SET TASK:
Go through the lines below and copy each one that holds the string "KUPOPRODAJE".

DATA SUPPLIED:
* * * * *

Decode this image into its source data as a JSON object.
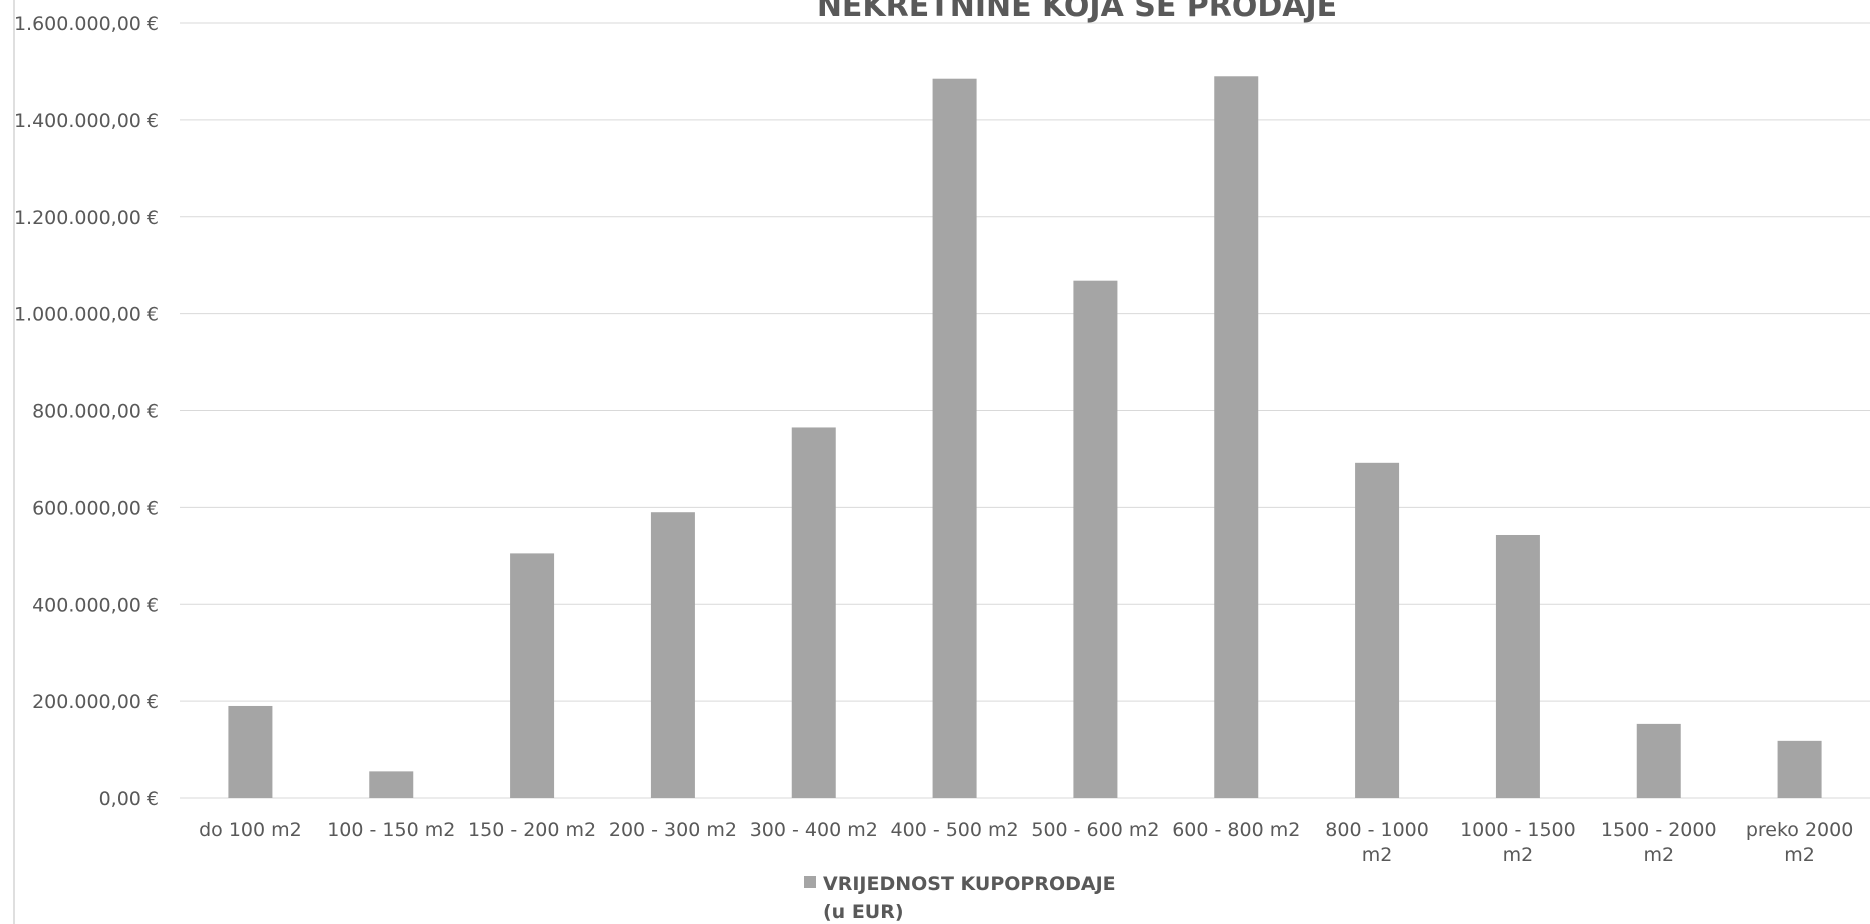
{
  "chart_data": {
    "type": "bar",
    "title": "NEKRETNINE KOJA SE PRODAJE",
    "categories": [
      "do 100 m2",
      "100 - 150 m2",
      "150 - 200 m2",
      "200 - 300 m2",
      "300 - 400 m2",
      "400 - 500 m2",
      "500 - 600 m2",
      "600 - 800 m2",
      "800 - 1000 m2",
      "1000 - 1500 m2",
      "1500 - 2000 m2",
      "preko 2000 m2"
    ],
    "series": [
      {
        "name": "VRIJEDNOST KUPOPRODAJE (u EUR)",
        "values": [
          190000,
          55000,
          505000,
          590000,
          765000,
          1485000,
          1068000,
          1490000,
          692000,
          543000,
          153000,
          118000
        ]
      }
    ],
    "y_ticks": [
      "0,00 €",
      "200.000,00 €",
      "400.000,00 €",
      "600.000,00 €",
      "800.000,00 €",
      "1.000.000,00 €",
      "1.200.000,00 €",
      "1.400.000,00 €",
      "1.600.000,00 €"
    ],
    "ylim": [
      0,
      1600000
    ],
    "xlabel": "",
    "ylabel": "",
    "grid": true,
    "legend": {
      "position": "bottom",
      "marker_label": "VRIJEDNOST KUPOPRODAJE",
      "marker_label_line2": "(u EUR)"
    },
    "colors": {
      "bar": "#a5a5a5",
      "text": "#595959",
      "grid": "#d9d9d9"
    }
  }
}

* * * * *

FULL RESPONSE:
        "name": "VRIJEDNOST KUPOPRODAJE (u EUR)",
      "marker_label": "VRIJEDNOST KUPOPRODAJE",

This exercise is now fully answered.